_GIVEN INFORMATION_
---*---

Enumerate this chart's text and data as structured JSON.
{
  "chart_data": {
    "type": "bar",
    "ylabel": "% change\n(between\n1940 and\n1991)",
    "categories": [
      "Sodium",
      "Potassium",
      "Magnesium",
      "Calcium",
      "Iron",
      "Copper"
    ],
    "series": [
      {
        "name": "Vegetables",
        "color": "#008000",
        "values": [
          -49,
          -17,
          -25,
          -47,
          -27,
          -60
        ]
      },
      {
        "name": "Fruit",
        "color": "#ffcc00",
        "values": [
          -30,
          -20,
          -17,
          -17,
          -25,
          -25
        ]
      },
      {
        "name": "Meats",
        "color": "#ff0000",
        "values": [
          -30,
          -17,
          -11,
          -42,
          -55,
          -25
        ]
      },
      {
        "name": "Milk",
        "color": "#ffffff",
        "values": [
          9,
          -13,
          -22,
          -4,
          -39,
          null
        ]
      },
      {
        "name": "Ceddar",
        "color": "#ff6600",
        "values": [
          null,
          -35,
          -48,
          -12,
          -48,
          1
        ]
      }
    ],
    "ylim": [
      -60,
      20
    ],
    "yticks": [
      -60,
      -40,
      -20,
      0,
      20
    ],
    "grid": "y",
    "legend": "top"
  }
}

---*---

_EXERCISE GOAL_
Select and copy every line of the listing with the word "color".

_EXERCISE RESPONSE_
        "color": "#008000",
        "color": "#ffcc00",
        "color": "#ff0000",
        "color": "#ffffff",
        "color": "#ff6600",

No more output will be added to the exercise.